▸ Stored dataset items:
>>>>>

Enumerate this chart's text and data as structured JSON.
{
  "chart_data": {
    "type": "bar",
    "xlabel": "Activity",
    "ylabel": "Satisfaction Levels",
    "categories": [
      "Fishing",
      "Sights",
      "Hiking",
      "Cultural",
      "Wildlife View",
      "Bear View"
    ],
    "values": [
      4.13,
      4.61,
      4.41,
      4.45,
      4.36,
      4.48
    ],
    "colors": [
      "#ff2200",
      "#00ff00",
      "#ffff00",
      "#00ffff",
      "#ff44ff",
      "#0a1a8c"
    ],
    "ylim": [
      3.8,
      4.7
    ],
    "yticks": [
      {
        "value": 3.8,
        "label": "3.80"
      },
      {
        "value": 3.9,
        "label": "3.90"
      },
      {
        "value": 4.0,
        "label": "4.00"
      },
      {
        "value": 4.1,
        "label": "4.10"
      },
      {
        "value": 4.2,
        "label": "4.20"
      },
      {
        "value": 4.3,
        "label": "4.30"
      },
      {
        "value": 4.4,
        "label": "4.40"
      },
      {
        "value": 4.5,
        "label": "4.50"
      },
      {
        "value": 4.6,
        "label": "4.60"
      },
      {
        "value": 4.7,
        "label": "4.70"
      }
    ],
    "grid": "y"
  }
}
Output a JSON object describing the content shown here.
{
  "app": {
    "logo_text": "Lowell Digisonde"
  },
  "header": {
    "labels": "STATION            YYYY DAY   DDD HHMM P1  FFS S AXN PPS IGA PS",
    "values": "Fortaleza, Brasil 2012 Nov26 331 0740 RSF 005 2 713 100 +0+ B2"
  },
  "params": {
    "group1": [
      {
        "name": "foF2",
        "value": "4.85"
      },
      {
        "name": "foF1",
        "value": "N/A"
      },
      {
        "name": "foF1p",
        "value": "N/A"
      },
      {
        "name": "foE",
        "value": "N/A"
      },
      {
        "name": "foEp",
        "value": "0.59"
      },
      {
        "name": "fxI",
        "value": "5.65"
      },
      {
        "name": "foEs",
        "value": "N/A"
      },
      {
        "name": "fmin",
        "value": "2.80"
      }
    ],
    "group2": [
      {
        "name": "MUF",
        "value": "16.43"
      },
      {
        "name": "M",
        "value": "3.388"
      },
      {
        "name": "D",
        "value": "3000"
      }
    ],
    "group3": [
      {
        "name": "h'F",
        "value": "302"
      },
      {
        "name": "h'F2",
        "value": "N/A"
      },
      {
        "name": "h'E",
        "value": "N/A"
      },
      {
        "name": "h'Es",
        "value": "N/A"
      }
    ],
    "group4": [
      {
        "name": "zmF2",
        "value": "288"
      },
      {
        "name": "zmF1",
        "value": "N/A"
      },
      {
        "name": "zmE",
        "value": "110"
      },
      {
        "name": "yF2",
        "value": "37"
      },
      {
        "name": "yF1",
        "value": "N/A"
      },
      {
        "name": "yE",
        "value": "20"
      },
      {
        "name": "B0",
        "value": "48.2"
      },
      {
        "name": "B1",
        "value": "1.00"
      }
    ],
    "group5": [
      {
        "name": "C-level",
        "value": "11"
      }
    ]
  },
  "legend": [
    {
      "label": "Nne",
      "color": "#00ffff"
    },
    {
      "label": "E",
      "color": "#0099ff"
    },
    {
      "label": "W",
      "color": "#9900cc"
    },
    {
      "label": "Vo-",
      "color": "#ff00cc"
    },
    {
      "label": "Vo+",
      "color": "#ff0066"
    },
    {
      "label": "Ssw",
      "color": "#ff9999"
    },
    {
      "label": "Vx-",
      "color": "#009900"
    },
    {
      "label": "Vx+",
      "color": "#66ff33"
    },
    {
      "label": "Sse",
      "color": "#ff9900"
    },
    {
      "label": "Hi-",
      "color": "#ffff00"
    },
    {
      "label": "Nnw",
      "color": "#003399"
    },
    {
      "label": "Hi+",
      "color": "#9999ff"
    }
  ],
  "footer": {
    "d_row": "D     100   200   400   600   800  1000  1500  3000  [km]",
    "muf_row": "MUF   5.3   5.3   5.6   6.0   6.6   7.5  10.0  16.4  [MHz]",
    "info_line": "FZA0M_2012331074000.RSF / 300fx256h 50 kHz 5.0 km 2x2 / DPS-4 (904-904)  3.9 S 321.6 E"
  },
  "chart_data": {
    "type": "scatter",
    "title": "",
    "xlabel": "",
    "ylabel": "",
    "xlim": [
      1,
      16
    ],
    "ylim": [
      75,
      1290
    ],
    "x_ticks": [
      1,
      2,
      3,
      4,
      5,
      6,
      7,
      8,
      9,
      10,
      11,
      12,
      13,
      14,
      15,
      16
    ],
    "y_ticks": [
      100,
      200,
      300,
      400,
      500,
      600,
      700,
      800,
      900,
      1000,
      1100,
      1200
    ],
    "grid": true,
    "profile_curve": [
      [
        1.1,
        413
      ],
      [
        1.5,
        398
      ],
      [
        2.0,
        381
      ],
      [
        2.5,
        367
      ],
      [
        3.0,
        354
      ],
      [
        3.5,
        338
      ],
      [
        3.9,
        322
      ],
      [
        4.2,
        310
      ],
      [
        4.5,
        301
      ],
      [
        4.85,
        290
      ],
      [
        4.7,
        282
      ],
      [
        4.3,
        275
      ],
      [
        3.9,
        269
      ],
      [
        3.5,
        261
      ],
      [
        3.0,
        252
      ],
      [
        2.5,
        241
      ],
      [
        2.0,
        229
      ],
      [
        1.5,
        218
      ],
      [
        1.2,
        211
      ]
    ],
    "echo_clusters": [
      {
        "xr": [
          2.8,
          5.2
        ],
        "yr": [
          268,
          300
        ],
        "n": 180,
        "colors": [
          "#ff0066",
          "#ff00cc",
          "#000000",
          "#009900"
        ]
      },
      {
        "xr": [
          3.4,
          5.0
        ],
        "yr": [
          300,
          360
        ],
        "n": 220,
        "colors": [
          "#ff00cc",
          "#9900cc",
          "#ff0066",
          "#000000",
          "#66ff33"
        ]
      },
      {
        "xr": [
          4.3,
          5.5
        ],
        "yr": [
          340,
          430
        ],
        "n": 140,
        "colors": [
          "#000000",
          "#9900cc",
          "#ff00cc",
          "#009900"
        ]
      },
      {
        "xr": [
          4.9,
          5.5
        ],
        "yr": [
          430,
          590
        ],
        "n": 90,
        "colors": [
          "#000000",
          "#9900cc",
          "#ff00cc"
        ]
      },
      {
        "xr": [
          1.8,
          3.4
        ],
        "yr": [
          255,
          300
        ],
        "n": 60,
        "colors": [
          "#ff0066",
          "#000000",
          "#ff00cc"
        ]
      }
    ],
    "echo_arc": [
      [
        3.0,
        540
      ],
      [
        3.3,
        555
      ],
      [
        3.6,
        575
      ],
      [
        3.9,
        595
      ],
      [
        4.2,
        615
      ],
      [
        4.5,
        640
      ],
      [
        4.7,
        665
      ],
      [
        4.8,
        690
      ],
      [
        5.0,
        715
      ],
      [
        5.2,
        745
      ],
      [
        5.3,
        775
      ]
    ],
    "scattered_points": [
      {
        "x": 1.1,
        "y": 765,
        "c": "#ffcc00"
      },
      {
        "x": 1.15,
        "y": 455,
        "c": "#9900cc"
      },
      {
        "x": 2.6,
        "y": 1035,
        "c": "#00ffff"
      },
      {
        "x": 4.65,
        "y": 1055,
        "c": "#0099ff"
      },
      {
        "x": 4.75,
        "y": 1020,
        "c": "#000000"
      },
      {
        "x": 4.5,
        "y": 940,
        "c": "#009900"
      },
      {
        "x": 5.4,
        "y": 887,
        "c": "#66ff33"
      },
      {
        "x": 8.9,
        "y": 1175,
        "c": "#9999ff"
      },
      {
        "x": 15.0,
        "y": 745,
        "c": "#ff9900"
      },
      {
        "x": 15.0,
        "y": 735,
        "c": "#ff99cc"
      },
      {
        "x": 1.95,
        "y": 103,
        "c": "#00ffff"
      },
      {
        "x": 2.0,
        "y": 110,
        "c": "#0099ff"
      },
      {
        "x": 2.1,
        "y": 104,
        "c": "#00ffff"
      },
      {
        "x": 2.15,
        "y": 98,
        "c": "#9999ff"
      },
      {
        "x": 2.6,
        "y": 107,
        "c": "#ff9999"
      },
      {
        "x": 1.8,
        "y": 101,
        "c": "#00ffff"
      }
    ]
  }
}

<<<<<

Find all the lines containing "values" in the material, then copy them.

▸ TASK ANSWER:
    "values": [
    "values": "Fortaleza, Brasil 2012 Nov26 331 0740 RSF 005 2 713 100 +0+ B2"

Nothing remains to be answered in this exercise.